[Start RECORDS FOR THIS TASK]
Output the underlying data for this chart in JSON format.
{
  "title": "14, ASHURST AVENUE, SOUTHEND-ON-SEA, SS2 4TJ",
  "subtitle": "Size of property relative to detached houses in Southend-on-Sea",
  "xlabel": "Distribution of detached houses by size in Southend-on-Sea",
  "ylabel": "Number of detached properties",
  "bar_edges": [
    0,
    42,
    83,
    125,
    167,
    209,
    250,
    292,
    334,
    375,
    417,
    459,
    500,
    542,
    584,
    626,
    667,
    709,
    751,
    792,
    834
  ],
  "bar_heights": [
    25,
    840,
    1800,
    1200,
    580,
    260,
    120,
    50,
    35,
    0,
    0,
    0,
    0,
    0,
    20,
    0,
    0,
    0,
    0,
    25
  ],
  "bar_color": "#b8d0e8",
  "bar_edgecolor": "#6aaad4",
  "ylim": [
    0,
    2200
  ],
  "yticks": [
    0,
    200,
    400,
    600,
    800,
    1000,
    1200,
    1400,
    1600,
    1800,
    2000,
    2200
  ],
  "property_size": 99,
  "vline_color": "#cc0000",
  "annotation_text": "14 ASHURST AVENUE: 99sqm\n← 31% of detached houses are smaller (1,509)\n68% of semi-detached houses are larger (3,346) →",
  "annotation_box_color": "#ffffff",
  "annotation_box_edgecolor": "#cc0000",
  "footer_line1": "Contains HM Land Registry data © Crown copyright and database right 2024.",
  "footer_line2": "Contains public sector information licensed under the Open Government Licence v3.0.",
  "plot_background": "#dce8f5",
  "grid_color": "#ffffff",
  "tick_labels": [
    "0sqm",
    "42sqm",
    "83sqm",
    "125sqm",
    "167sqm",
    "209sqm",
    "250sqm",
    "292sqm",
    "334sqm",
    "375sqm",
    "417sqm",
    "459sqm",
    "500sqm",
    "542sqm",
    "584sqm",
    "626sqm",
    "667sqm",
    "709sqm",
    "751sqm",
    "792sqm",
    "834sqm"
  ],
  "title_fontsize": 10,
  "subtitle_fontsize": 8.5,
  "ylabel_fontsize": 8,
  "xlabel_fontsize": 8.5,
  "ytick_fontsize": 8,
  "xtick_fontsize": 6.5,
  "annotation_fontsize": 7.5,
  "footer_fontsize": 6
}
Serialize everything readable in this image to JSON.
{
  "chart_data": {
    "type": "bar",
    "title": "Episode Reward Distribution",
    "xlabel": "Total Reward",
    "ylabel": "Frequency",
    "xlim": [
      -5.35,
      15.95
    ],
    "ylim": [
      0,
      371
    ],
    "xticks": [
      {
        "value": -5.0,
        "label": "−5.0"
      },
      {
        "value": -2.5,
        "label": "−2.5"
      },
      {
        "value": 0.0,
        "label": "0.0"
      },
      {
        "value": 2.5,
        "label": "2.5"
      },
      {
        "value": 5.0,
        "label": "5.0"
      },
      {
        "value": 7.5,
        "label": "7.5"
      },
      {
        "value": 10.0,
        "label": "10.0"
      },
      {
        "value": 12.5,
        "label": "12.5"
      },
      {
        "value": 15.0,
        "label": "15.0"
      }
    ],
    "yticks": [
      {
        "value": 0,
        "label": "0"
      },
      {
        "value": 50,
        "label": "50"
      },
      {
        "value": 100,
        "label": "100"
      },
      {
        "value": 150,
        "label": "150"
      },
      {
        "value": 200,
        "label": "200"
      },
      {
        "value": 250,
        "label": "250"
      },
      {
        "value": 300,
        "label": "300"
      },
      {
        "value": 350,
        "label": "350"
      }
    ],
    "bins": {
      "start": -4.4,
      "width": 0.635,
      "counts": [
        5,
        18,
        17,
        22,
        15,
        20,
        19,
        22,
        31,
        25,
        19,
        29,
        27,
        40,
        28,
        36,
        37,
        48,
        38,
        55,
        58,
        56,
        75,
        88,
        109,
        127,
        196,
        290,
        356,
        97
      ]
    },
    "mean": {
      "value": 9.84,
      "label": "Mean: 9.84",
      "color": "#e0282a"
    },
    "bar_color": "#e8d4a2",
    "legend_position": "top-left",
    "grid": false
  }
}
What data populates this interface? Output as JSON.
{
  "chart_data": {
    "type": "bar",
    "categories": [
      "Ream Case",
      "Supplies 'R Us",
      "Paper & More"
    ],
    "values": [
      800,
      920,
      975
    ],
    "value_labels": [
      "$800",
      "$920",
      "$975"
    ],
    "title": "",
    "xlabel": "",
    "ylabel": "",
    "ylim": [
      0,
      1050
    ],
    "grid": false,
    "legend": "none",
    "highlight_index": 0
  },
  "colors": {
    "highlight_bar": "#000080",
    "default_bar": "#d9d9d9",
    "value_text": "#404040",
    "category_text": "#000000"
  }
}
[End RECORDS FOR THIS TASK]
* [WHAT IS BEING ASKED]:
Extract all lines of the records above that include "detached".

* [FINAL ANSWER]:
  "subtitle": "Size of property relative to detached houses in Southend-on-Sea",
  "xlabel": "Distribution of detached houses by size in Southend-on-Sea",
  "ylabel": "Number of detached properties",
  "annotation_text": "14 ASHURST AVENUE: 99sqm\n← 31% of detached houses are smaller (1,509)\n68% of semi-detached houses are larger (3,346) →",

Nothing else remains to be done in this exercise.